• [EXTRACT]
↓↓↓

CITY MERCHANTS HIGH YIELD TRUST PLC - FINAL RESULT

05/04/2007



City Merchants High Yield Trust plc

Unaudited Preliminary Announcement of Final Results

For the year to 31 December 2006

Performance Statistics

At At
31 December 31 December %
2006 2005 Change

Total Return

Total Return per Ordinary Share (NAV) +11.7

FTSE All-Share Index +16.7

FTSE Government Securities - All Stocks +0.7
Index

Capital Return

Net asset value per Ordinary Share 179.73p 175.59p +2.4

Mid-market price per Ordinary Share 190.25p 181.75p +4.7

Premium per Ordinary Share 5.9% 3.5%

FTSE All-Share Index +13.2

FTSE Government Securities - All Stocks - 4.5
Index

Gearing

Asset gearing 101 114

Actual gearing 111 121

Total expense ratio # 1.4% 1.6%

# The total expense ratio for 2005 is based on `old' City Merchants High Yield
Trust expenses to the merger date and the Company expenses from then to 31
December 2005, excluding merger costs.

Chairman's Statement

Introduction

It is my privilege and pleasure to present my first annual report as Chairman
of City Merchants High Yield Trust.

The Company continued to make good progress over the last year. We have
produced a net asset value total return of 11.7%. This is less than the total
return on the FTSE All-Share Index of 16.7% over the same period, but compares
very favourably with the average return of the funds in the Investment
Management Association's UK Other Bond sector of 3.8%. Indeed, we out-performed
every fund in this sector over the year.

Investor demand for the Company's shares has continued to be strong. Using the
authority granted at the 2006 AGM, the Company has raised £4,279,159 by the
issue of new ordinary shares at an average premium of 5.7% to the net asset
value prevailing at the time of issue, enhancing the Company's net assets by
approximately £230,000 and providing a modest increase in net asset value per
share for existing shareholders.

Dividends

The Company has paid dividends in the last financial year of 17.4p per share,
including the 5.4p per share special dividend arising from the merger in 2005.
This is the fourth year the Company has maintained a dividend of 12p per share.

↑↑↑

• [TASKS TO CARRY OUT]
A. In the City Merchants results announcement, condense the paragraph beginning "Investor demand for the Company's shares" into a shorter version that keeps its main facts.
B. Reproduce the City Merchants results announcement word for word, between "Chairman's Statement" and "over the year.", inclusive.
C. Extend the City Merchants results announcement by writing the next part of the Chairman's Statement, picking up after its final sentence.

• [GIVEN INFORMATION]
↓↓↓

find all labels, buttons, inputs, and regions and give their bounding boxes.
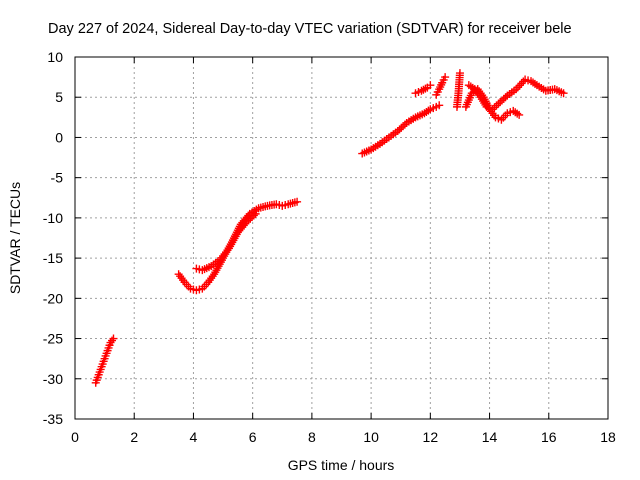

↑↑↑

• [OUTPUTS FOR THE TASKS]
A. Investor demand for the shares stayed strong. Under authority from the 2006 AGM, the Company raised £4,279,159 by issuing new ordinary shares at an average premium of 5.7% to the prevailing net asset value. This added about £230,000 to net assets and slightly increased net asset value per share for existing shareholders.

B.
Chairman's Statement

Introduction

It is my privilege and pleasure to present my first annual report as Chairman
of City Merchants High Yield Trust.

The Company continued to make good progress over the last year. We have
produced a net asset value total return of 11.7%. This is less than the total
return on the FTSE All-Share Index of 16.7% over the same period, but compares
very favourably with the average return of the funds in the Investment
Management Association's UK Other Bond sector of 3.8%. Indeed, we out-performed
every fund in this sector over the year.

C.
It remains the Board's objective to continue paying a total dividend of 12p per
share in equal instalments. As noted in the Manager's Report in the Annual
Report and Accounts, it has, however, become increasingly difficult to acquire
high-yield stocks with coupons at the levels previously obtained without
incurring additional risk.

Market Background

As detailed in the Manager's Report in the Annual Report and Accounts, the most
striking feature of 2006 was the continued appetite for risk among investors.
The demand for yield was such that premiums in the high-yield markets over
government debt continued to reduce. Against a market background characterised
by high valuations and low volatility, we have maintained a relatively cautious
investment stance. We expect this to continue in 2007 and would not expect to
make significant capital gains. We hope, however, to continue to deliver a
worthwhile total return with a high-income focus.

The Board

We were pleased to welcome Christopher FitzGerald as a new non-executive
Director of the Company on 1 January 2007. Christopher's wide experience of our
regulatory environment and the law governing investment markets will prove to
be invaluable and of great benefit to the Company and its shareholders.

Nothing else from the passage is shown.